Short problem:
Repeat the lines that follow, leaving nothing out.

--------------------------------

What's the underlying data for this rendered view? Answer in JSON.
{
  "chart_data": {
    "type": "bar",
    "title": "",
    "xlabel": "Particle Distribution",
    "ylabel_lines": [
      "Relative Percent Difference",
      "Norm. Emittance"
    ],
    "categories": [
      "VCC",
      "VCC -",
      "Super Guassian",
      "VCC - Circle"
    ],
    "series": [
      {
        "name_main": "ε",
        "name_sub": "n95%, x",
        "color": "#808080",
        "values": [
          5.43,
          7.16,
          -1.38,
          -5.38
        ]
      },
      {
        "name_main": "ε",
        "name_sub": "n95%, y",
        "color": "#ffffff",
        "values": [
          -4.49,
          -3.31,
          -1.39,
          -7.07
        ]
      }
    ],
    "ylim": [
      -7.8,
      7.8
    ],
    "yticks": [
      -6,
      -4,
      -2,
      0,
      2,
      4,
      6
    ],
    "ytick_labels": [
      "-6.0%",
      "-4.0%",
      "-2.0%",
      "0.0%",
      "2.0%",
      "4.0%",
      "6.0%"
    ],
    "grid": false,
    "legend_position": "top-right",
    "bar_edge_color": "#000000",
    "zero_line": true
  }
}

--------------------------------

Problem solution:
What's the underlying data for this rendered view? Answer in JSON.
{
  "chart_data": {
    "type": "bar",
    "title": "",
    "xlabel": "Particle Distribution",
    "ylabel_lines": [
      "Relative Percent Difference",
      "Norm. Emittance"
    ],
    "categories": [
      "VCC",
      "VCC -",
      "Super Guassian",
      "VCC - Circle"
    ],
    "series": [
      {
        "name_main": "ε",
        "name_sub": "n95%, x",
        "color": "#808080",
        "values": [
          5.43,
          7.16,
          -1.38,
          -5.38
        ]
      },
      {
        "name_main": "ε",
        "name_sub": "n95%, y",
        "color": "#ffffff",
        "values": [
          -4.49,
          -3.31,
          -1.39,
          -7.07
        ]
      }
    ],
    "ylim": [
      -7.8,
      7.8
    ],
    "yticks": [
      -6,
      -4,
      -2,
      0,
      2,
      4,
      6
    ],
    "ytick_labels": [
      "-6.0%",
      "-4.0%",
      "-2.0%",
      "0.0%",
      "2.0%",
      "4.0%",
      "6.0%"
    ],
    "grid": false,
    "legend_position": "top-right",
    "bar_edge_color": "#000000",
    "zero_line": true
  }
}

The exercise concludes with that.